» REQUIRED WORK
Copy out every line of the records where the string "Genis" occurs.

(Saved entries)

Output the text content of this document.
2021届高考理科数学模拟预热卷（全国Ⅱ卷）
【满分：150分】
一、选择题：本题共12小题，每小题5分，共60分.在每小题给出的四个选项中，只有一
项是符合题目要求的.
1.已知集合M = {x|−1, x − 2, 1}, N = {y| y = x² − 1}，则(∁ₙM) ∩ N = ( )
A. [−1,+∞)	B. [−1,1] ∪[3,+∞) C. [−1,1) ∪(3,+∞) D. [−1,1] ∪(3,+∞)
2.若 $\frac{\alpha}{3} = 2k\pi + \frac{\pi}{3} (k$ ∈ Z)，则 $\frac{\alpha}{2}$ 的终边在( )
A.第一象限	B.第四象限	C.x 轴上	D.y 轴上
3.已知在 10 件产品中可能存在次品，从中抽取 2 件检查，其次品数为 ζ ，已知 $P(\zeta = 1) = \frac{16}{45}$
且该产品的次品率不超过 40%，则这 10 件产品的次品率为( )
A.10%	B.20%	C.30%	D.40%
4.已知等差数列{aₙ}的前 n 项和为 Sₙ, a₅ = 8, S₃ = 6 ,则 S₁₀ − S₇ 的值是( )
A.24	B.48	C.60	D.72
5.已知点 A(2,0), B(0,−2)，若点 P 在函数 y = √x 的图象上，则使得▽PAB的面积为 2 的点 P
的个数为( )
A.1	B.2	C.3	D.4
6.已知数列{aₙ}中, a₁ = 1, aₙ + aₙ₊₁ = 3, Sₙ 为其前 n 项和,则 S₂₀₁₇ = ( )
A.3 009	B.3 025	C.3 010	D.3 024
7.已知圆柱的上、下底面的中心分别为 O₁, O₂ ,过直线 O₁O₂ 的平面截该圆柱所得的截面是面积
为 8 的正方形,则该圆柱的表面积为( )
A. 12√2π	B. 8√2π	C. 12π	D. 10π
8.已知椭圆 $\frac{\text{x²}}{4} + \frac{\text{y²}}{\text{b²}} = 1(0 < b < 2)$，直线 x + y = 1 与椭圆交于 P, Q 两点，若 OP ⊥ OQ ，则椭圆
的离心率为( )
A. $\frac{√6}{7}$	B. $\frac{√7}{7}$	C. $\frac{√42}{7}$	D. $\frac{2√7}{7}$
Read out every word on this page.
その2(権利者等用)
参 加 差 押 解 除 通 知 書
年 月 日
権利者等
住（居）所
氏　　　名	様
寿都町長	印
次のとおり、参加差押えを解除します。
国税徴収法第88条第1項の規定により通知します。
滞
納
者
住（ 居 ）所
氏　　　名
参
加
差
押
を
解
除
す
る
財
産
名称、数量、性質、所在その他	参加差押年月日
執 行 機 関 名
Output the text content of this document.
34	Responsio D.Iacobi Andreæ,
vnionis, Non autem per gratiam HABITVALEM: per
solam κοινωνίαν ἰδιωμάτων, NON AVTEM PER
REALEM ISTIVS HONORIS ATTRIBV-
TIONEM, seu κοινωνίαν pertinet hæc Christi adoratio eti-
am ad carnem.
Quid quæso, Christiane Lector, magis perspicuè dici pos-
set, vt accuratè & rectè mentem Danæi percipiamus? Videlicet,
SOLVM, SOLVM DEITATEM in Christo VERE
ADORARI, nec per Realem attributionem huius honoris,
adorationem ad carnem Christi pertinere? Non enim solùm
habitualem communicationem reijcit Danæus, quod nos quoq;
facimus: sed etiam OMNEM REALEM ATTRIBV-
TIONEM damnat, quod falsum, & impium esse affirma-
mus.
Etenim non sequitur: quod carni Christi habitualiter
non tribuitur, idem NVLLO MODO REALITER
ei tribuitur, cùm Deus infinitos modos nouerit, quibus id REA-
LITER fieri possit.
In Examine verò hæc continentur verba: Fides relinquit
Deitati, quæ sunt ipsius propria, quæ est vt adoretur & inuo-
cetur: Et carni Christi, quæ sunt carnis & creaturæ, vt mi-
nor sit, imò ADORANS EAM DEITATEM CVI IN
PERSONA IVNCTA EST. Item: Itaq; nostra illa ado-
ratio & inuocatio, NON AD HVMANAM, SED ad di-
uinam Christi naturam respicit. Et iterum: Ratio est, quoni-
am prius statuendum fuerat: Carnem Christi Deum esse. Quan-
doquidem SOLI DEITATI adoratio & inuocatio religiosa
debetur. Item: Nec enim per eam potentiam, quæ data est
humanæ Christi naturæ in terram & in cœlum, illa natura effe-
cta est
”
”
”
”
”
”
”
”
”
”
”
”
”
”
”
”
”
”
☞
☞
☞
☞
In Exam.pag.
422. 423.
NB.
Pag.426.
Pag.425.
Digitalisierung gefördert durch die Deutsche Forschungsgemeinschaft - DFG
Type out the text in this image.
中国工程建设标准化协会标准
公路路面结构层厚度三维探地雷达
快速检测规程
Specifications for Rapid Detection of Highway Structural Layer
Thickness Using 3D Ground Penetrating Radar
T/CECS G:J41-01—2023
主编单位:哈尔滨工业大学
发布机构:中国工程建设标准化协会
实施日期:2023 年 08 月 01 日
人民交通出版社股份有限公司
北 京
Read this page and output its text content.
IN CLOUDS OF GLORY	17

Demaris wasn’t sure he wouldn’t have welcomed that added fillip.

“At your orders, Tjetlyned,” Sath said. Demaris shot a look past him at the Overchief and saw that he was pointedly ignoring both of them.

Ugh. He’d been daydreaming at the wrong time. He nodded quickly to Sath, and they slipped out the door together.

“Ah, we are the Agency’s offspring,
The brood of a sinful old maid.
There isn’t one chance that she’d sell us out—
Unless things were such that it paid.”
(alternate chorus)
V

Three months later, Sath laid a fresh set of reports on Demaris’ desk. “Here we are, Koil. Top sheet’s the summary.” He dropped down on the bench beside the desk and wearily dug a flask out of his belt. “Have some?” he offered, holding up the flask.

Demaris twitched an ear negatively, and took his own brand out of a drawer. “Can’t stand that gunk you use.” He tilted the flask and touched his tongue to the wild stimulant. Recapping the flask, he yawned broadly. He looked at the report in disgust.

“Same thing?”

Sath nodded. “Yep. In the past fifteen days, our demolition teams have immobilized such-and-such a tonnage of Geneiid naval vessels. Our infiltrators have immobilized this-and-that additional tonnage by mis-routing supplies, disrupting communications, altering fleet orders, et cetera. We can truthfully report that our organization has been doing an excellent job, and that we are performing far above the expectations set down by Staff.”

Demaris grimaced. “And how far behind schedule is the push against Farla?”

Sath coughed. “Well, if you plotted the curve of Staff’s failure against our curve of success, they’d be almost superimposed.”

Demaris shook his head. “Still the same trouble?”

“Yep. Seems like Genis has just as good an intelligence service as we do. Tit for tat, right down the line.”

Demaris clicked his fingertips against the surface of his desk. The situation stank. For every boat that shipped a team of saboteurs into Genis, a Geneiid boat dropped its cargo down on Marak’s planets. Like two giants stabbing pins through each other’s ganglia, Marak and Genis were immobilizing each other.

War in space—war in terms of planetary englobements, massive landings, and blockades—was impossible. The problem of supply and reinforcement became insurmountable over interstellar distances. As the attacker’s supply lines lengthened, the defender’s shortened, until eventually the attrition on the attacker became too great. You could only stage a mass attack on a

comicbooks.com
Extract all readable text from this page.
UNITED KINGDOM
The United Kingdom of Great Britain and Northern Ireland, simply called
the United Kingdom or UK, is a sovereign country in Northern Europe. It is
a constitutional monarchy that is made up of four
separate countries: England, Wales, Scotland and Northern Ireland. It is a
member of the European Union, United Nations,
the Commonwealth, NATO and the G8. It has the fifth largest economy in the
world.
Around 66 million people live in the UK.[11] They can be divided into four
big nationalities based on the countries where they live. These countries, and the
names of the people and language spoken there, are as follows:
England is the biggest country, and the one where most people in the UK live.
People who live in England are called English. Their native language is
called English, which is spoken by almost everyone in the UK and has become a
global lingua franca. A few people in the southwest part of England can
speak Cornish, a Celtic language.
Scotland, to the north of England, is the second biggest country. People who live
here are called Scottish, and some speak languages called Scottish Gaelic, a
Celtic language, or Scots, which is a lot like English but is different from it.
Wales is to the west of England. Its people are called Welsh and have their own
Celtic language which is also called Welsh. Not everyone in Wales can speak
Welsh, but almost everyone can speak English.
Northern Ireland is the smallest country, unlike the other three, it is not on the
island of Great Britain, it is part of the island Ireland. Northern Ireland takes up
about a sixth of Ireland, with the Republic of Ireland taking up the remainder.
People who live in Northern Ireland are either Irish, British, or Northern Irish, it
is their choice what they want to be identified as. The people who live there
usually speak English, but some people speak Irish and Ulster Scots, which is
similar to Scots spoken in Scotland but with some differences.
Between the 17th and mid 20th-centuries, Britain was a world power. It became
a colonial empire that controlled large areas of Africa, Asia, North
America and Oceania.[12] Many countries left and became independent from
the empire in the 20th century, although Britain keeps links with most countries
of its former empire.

» FULL OUTPUT
“Yep. Seems like Genis has just as good an intelligence service as we do. Tit for tat, right down the line.”
Demaris clicked his fingertips against the surface of his desk. The situation stank. For every boat that shipped a team of saboteurs into Genis, a Geneiid boat dropped its cargo down on Marak’s planets. Like two giants stabbing pins through each other’s ganglia, Marak and Genis were immobilizing each other.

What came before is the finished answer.